__WHAT YOU ARE ASKED TO DO__
Show every line in the entries below where the word "image" appears.

__DATASET__
>> begin

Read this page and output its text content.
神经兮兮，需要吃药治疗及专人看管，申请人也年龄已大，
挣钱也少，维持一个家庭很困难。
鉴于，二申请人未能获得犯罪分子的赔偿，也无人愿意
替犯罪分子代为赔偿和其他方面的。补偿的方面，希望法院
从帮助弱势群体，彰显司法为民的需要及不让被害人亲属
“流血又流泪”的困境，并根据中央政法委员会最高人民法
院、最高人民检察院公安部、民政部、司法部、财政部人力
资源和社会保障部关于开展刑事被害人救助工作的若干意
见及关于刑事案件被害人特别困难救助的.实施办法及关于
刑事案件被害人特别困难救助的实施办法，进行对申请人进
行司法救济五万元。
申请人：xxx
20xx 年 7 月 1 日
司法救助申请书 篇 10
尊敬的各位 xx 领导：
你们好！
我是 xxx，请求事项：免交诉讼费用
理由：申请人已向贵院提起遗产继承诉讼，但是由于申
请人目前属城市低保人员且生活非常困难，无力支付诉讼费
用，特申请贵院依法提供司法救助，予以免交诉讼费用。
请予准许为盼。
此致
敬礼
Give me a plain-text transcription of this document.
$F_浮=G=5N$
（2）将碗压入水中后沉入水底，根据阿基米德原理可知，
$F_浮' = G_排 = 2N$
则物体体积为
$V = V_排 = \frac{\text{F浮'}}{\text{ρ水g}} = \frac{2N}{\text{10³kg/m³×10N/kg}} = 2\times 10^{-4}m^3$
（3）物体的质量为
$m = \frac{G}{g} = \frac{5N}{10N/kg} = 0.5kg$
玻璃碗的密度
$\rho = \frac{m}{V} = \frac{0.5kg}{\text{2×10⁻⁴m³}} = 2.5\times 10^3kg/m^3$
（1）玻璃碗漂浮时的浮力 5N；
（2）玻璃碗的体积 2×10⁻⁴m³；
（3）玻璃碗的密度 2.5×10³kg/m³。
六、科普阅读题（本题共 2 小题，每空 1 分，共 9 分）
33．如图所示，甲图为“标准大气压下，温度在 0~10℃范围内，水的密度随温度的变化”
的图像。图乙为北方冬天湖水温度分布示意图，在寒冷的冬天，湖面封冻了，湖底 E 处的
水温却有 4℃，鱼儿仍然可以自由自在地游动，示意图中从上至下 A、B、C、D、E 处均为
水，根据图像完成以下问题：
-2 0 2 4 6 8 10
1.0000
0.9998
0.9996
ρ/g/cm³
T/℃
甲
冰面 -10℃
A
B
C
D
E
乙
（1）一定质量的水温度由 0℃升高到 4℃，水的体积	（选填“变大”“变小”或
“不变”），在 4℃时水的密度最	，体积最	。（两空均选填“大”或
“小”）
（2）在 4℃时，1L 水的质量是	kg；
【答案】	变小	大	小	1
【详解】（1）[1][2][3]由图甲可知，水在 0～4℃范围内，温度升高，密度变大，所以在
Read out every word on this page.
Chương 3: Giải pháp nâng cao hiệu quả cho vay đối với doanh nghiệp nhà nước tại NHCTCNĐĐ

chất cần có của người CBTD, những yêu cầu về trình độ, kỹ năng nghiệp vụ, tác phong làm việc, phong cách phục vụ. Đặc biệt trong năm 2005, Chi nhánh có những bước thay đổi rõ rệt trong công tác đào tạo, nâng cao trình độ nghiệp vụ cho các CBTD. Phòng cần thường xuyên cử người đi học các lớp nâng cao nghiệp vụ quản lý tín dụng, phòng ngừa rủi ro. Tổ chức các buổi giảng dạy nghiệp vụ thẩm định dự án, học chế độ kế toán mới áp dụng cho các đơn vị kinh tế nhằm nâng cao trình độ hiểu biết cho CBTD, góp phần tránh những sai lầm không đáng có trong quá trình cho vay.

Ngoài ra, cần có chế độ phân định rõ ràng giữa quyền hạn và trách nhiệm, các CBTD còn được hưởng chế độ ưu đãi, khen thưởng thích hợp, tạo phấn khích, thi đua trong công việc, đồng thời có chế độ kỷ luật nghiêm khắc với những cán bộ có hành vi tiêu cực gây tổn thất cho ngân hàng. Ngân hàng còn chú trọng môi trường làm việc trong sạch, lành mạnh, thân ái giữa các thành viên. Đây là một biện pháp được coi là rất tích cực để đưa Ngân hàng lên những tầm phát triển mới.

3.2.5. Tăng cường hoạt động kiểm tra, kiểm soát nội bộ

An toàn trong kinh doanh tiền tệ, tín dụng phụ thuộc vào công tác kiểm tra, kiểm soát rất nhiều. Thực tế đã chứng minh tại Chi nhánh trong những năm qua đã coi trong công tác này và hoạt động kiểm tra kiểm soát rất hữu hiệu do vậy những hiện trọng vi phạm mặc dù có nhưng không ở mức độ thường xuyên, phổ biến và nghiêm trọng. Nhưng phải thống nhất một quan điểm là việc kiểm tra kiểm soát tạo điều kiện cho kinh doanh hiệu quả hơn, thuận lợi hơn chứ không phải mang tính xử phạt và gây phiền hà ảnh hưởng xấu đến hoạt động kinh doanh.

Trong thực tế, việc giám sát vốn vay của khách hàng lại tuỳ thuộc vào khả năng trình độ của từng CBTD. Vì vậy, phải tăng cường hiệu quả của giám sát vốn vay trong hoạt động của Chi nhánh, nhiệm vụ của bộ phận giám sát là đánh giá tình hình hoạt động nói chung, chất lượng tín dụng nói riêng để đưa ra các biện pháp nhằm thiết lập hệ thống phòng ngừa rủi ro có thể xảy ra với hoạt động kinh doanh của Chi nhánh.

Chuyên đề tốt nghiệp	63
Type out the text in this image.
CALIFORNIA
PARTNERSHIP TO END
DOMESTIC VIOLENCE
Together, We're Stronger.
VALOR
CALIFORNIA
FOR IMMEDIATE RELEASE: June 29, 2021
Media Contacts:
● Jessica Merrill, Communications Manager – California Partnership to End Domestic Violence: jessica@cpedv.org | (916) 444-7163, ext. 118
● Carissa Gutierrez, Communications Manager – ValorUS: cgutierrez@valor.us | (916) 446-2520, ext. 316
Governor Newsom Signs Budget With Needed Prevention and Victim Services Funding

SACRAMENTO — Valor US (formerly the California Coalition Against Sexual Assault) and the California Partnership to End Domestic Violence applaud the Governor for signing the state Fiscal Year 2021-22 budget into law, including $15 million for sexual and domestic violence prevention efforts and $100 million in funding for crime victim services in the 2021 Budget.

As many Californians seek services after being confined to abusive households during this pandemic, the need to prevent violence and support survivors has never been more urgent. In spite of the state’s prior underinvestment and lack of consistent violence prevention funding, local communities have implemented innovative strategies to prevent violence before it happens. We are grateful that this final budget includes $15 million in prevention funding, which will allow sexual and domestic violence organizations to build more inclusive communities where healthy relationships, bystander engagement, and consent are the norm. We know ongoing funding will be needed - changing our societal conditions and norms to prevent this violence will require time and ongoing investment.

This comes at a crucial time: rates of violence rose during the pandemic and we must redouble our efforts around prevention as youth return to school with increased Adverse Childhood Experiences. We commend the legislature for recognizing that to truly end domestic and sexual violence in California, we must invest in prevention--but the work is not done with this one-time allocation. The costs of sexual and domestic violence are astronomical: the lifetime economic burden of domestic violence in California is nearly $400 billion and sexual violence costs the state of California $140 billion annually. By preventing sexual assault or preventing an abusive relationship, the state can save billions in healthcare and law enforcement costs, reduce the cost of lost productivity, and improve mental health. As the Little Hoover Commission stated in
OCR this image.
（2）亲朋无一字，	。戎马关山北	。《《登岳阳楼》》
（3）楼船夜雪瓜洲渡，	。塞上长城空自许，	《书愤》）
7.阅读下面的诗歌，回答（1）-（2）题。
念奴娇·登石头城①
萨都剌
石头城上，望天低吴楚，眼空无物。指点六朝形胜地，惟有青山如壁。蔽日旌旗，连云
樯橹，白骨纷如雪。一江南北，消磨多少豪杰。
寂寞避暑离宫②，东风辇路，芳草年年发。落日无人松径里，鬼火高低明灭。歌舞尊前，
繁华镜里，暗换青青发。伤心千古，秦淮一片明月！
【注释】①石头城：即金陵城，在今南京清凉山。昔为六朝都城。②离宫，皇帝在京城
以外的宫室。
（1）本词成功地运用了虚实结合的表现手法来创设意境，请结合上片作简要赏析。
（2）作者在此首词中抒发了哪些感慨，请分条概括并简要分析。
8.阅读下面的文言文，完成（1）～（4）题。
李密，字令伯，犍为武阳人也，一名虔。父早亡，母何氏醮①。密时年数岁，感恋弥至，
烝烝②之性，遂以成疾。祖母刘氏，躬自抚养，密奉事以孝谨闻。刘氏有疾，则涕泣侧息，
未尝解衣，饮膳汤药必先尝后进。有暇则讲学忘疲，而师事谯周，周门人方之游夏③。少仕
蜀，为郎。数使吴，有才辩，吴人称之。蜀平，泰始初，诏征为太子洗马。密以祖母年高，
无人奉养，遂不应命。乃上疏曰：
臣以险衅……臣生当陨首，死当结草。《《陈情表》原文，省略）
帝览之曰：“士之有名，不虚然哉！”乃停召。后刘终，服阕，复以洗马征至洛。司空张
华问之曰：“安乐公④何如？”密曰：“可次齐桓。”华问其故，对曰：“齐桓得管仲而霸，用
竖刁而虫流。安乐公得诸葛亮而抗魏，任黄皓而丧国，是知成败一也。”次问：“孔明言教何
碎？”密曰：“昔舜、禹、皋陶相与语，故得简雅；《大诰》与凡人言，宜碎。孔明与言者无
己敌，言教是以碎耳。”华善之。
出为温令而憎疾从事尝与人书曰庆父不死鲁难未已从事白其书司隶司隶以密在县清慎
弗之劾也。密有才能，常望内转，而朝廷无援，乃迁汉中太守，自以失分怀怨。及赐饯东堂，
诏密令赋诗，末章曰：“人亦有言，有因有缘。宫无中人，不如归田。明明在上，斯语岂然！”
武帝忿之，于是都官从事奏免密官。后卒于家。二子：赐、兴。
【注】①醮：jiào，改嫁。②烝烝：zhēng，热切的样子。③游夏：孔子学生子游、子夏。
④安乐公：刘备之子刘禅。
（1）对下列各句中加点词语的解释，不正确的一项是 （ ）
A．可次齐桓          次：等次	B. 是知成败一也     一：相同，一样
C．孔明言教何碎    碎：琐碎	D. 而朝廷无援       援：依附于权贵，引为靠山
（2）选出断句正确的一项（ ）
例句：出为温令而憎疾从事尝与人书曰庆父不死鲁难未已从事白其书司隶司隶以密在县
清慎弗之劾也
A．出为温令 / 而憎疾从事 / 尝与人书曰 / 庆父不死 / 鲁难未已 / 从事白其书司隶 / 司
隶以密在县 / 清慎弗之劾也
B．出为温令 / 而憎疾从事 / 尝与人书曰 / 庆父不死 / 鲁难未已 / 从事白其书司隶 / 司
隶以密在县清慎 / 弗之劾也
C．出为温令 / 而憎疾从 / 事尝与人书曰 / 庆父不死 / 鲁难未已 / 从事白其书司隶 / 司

>> end

__OUTPUT__
Type out the text in this image.
OCR this image.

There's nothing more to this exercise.